• Written exercise 1
According to the excerpt on network security regulations, what does the Federal Information Security Management Act of 2002 require U.S. federal agencies to do?

• Source excerpt
★ ★ ★ ★ ★ ★ ★
The world’s growing reliance on IP and the highly networked nature of government computing environments have also motivated a wave of regulations to improve security, reliability and QoS. In the U.S., the Federal Information Security Management Act of 2002 (FISMA) requires U.S. federal agencies to develop, document and implement security programs. An implementation guideline issued by the Office of Management and Budget (OMB Circular A-130) establishes among other things a minimum set of controls to be included in automated, inter-connected information resources.

The National Institute of Standards and Technology (NIST), a non-regulatory federal agency within the U.S. Department of Commerce, has promulgated security requirements for protecting the confidentiality, integrity and availability of federal information systems and the information handled and transmitted by those systems. NIST’s Guideline on Network Security Testing (SP 800-42^[8]) recommends security testing as a routine part of system and network administration and directs organizations to verify that systems have been configured based on appropriate security mechanisms and policy. Other U.S. federal legislation enacted into law, such as the Sarbanes-Oxley Act and Health Insurance Portability and Accountability Act (HIPAA), fuel the push for network protection.
★ ★ ★ ★ ★ ★ ★
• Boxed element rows
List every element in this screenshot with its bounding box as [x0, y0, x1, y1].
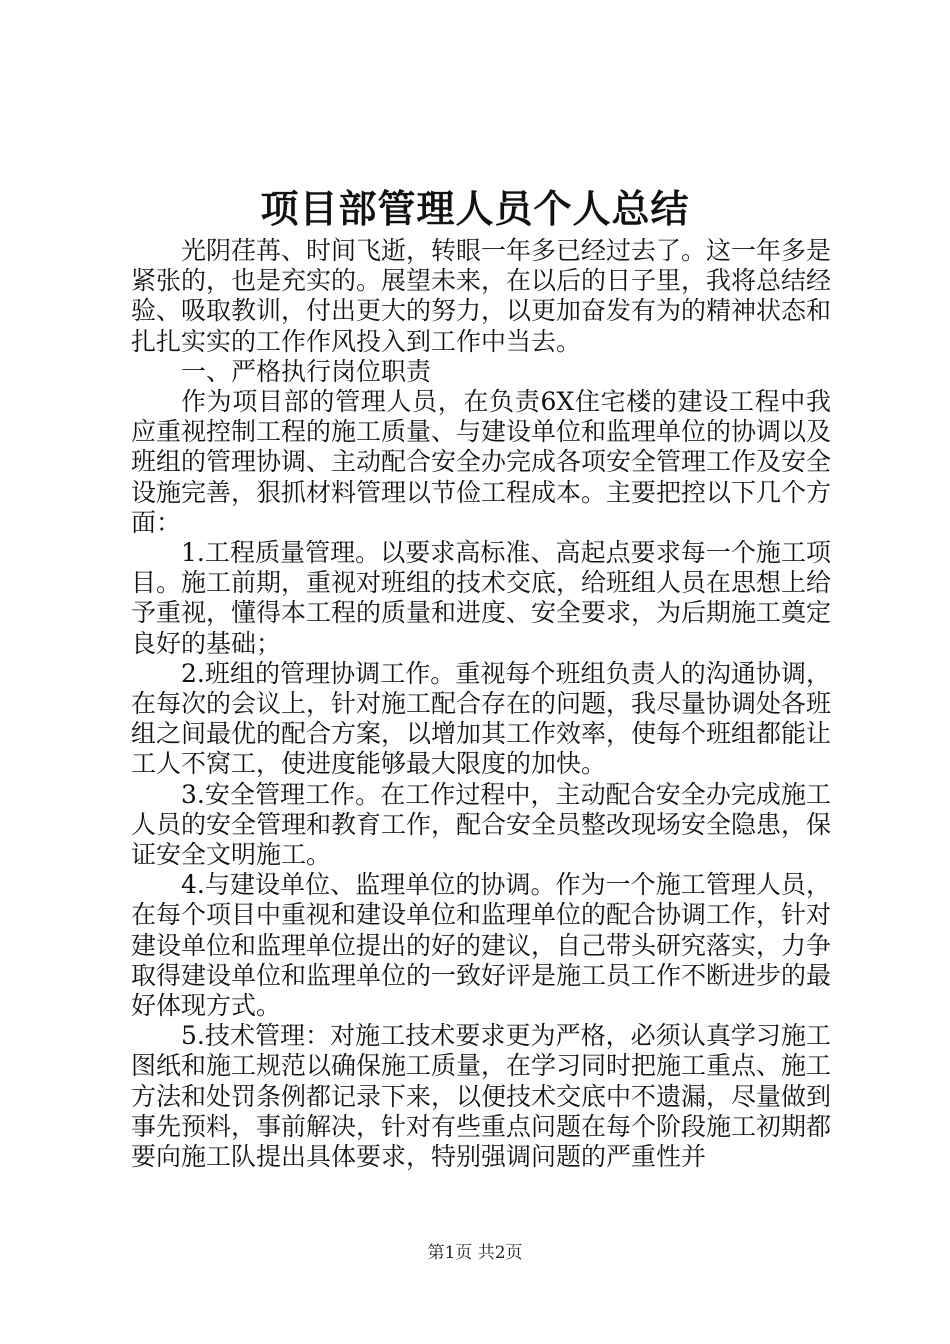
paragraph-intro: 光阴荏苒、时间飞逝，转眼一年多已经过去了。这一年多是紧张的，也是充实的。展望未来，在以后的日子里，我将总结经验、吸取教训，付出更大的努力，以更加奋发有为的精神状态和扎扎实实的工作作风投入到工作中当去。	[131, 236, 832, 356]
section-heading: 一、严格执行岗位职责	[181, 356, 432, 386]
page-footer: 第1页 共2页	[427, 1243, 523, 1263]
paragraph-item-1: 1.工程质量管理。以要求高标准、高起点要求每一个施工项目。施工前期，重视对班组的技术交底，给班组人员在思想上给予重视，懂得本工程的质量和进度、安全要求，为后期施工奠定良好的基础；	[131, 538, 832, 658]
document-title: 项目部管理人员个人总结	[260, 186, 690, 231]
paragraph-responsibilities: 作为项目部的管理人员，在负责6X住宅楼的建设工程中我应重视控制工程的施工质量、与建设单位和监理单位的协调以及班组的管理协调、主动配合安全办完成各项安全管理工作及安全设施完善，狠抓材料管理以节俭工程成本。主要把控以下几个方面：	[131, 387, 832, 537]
★ ★ ★ ★ ★ ★ ★
• Written exercise 2
Return, unchanged, the stretch of rows from the line containing "236, 832, 356]" through the final row.

• Exercise output 1
It requires them to develop, document and implement security programs.

• Exercise output 2
paragraph-intro: 光阴荏苒、时间飞逝，转眼一年多已经过去了。这一年多是紧张的，也是充实的。展望未来，在以后的日子里，我将总结经验、吸取教训，付出更大的努力，以更加奋发有为的精神状态和扎扎实实的工作作风投入到工作中当去。	[131, 236, 832, 356]
section-heading: 一、严格执行岗位职责	[181, 356, 432, 386]
page-footer: 第1页 共2页	[427, 1243, 523, 1263]
paragraph-item-1: 1.工程质量管理。以要求高标准、高起点要求每一个施工项目。施工前期，重视对班组的技术交底，给班组人员在思想上给予重视，懂得本工程的质量和进度、安全要求，为后期施工奠定良好的基础；	[131, 538, 832, 658]
document-title: 项目部管理人员个人总结	[260, 186, 690, 231]
paragraph-responsibilities: 作为项目部的管理人员，在负责6X住宅楼的建设工程中我应重视控制工程的施工质量、与建设单位和监理单位的协调以及班组的管理协调、主动配合安全办完成各项安全管理工作及安全设施完善，狠抓材料管理以节俭工程成本。主要把控以下几个方面：	[131, 387, 832, 537]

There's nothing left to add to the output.